- [GOAL OF THE EXERCISE]: Copy out the lines that include the word "host".
--- START STORED RECORDS ---
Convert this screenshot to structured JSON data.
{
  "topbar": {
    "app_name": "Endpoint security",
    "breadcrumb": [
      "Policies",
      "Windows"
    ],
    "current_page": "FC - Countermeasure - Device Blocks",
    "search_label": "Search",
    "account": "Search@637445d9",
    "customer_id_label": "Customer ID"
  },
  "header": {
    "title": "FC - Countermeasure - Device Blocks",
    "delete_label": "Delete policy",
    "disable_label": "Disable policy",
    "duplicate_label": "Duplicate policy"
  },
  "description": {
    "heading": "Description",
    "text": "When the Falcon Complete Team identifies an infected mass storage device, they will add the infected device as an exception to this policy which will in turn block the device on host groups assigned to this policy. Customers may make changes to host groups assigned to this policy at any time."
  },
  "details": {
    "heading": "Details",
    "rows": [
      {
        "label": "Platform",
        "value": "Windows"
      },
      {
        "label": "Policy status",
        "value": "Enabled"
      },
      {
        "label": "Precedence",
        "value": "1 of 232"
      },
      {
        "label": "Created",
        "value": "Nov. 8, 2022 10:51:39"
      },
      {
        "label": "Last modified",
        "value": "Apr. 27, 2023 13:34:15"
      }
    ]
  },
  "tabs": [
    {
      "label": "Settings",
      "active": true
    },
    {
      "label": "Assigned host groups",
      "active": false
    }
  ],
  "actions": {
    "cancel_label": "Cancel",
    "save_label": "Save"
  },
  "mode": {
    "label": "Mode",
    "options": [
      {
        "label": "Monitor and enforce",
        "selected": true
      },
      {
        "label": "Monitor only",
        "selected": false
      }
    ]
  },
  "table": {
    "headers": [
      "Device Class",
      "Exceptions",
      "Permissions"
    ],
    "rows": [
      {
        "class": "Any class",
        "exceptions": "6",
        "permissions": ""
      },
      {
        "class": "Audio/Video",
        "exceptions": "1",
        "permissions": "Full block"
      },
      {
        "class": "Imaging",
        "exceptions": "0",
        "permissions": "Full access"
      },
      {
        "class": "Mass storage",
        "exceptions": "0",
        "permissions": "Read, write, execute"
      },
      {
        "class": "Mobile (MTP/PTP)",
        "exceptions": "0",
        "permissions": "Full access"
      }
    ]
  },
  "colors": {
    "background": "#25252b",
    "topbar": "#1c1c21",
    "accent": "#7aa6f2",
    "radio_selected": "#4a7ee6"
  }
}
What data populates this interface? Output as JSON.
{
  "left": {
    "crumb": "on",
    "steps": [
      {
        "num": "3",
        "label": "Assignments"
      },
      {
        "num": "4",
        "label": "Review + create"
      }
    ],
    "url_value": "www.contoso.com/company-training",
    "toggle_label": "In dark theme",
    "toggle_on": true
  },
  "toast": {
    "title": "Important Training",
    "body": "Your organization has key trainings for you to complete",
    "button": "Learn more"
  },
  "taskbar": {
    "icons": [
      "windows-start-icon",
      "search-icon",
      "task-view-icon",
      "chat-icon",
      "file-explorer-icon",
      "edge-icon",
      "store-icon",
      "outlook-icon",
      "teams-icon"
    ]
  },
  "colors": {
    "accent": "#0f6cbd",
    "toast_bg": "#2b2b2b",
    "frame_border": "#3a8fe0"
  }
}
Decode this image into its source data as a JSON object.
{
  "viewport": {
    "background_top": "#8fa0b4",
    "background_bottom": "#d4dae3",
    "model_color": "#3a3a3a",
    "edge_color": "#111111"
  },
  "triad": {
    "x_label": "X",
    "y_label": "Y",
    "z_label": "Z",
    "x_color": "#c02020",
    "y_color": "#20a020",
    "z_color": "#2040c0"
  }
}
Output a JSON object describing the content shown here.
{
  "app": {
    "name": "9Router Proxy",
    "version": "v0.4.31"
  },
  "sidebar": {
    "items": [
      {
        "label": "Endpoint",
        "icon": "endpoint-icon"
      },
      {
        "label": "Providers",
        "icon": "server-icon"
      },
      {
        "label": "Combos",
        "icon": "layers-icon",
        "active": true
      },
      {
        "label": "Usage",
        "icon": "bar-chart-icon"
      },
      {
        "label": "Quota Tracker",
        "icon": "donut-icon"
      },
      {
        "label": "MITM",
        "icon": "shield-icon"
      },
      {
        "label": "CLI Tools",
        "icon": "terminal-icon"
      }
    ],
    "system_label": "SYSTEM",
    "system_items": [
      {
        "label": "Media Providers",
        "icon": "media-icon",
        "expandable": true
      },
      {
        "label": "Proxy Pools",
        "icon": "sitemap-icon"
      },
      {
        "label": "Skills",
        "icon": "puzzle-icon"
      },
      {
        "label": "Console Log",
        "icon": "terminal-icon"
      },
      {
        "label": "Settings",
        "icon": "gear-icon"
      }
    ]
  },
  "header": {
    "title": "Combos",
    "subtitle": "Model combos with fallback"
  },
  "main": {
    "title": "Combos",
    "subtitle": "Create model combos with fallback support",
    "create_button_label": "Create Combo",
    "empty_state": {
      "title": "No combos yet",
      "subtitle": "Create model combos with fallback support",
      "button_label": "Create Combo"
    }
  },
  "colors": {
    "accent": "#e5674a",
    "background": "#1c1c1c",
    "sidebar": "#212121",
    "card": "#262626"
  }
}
--- END STORED RECORDS ---
- [FULL ANSWER]:
    "text": "When the Falcon Complete Team identifies an infected mass storage device, they will add the infected device as an exception to this policy which will in turn block the device on host groups assigned to this policy. Customers may make changes to host groups assigned to this policy at any time."
      "label": "Assigned host groups",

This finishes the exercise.